--- Start Data for this task ---
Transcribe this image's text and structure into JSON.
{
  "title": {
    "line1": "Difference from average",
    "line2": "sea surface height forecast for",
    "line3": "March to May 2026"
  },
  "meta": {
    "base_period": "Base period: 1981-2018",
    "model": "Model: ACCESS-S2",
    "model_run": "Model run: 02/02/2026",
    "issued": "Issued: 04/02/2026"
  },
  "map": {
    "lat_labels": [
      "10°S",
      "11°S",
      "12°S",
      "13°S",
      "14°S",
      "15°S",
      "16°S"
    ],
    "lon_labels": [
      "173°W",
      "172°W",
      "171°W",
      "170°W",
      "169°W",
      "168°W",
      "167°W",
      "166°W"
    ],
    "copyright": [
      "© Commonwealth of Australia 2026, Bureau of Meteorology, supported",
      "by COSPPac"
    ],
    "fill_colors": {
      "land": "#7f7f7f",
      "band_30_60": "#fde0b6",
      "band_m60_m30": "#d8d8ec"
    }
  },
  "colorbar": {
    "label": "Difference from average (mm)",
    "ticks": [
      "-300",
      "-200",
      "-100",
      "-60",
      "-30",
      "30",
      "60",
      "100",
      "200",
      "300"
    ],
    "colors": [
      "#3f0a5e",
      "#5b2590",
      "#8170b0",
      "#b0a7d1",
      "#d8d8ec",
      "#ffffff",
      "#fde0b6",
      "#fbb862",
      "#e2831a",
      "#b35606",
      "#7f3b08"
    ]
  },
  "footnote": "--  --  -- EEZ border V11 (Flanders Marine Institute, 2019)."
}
--- End Data for this task ---
## Exercise requirements:
Copy each line from the data above that includes "average".

## Response for this exercise:
    "line1": "Difference from average",
    "label": "Difference from average (mm)",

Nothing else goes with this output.